** Start Records shown **
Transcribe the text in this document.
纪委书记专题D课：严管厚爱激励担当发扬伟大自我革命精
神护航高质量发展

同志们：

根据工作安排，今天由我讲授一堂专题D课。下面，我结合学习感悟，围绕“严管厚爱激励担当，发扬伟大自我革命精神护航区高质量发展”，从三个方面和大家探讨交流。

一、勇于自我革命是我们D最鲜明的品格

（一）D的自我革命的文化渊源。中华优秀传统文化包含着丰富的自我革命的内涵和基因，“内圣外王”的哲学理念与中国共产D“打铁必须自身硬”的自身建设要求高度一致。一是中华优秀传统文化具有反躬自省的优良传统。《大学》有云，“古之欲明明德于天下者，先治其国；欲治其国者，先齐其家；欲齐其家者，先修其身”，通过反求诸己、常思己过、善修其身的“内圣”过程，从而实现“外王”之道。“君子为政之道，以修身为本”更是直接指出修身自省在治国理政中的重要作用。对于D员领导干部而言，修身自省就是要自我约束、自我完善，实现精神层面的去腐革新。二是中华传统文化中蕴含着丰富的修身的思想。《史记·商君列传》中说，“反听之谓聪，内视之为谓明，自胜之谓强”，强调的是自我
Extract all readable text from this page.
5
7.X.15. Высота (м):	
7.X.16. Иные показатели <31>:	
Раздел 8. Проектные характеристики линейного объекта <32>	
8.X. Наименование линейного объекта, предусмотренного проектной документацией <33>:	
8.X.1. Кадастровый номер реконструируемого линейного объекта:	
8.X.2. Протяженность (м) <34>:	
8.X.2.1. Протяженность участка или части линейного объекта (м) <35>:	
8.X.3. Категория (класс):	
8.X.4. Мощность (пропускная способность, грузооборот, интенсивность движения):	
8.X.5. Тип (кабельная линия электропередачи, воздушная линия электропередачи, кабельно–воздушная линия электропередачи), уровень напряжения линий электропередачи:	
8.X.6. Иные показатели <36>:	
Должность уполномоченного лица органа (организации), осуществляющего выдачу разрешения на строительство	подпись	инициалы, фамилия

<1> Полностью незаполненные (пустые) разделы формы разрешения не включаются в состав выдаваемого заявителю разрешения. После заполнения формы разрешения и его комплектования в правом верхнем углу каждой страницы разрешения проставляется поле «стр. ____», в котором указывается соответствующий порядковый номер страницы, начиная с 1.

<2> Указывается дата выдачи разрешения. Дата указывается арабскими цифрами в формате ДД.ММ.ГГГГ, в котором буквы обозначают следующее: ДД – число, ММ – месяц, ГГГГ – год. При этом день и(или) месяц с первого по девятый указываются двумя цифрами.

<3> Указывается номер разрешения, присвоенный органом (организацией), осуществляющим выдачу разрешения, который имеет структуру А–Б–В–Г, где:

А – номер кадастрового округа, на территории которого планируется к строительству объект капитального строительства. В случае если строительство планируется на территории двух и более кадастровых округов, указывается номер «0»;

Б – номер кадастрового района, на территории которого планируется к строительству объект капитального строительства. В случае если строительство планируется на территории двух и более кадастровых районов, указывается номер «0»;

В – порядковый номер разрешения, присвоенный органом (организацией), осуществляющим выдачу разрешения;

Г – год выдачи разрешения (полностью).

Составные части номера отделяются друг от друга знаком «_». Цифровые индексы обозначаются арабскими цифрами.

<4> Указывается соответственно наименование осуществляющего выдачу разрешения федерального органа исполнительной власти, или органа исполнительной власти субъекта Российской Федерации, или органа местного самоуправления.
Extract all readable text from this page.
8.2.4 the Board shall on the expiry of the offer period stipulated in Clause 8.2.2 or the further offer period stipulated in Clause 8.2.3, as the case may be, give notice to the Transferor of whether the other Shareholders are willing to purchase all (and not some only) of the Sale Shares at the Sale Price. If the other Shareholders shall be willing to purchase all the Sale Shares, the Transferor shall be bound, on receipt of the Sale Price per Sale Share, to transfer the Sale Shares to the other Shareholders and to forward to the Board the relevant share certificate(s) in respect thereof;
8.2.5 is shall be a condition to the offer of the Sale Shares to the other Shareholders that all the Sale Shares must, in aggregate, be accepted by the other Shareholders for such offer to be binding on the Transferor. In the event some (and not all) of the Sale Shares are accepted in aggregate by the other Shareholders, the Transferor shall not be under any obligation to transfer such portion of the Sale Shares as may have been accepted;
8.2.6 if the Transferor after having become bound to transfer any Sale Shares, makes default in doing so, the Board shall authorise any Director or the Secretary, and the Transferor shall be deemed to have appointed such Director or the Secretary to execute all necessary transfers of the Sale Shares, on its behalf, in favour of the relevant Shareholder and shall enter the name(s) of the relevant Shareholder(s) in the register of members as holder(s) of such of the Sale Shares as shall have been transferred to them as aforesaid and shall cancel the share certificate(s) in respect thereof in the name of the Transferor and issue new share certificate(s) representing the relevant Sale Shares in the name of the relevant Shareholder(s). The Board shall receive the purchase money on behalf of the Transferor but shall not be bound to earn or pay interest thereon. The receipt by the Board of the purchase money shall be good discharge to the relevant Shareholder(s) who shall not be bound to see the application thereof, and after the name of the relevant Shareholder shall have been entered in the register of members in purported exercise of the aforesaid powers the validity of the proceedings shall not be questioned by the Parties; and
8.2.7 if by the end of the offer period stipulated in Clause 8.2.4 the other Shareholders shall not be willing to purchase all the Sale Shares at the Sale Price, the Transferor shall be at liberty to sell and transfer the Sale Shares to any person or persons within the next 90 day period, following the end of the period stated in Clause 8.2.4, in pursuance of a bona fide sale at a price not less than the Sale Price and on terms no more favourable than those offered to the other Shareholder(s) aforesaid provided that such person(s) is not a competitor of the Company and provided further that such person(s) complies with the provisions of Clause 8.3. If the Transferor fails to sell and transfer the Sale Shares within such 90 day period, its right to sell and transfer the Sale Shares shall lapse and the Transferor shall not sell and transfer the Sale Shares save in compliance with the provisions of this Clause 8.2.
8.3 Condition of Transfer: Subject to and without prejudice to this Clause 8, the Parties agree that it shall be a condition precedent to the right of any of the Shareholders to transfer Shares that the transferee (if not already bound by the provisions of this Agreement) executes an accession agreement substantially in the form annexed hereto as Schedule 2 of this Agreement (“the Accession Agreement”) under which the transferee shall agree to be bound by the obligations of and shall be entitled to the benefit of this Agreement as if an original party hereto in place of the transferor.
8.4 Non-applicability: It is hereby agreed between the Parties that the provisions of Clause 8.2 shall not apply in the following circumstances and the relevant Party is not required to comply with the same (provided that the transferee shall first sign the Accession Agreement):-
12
** End Records shown **
__Written instruction__
Find the lines above that include the string "более" and copy them.

__In response__
А – номер кадастрового округа, на территории которого планируется к строительству объект капитального строительства. В случае если строительство планируется на территории двух и более кадастровых округов, указывается номер «0»;
Б – номер кадастрового района, на территории которого планируется к строительству объект капитального строительства. В случае если строительство планируется на территории двух и более кадастровых районов, указывается номер «0»;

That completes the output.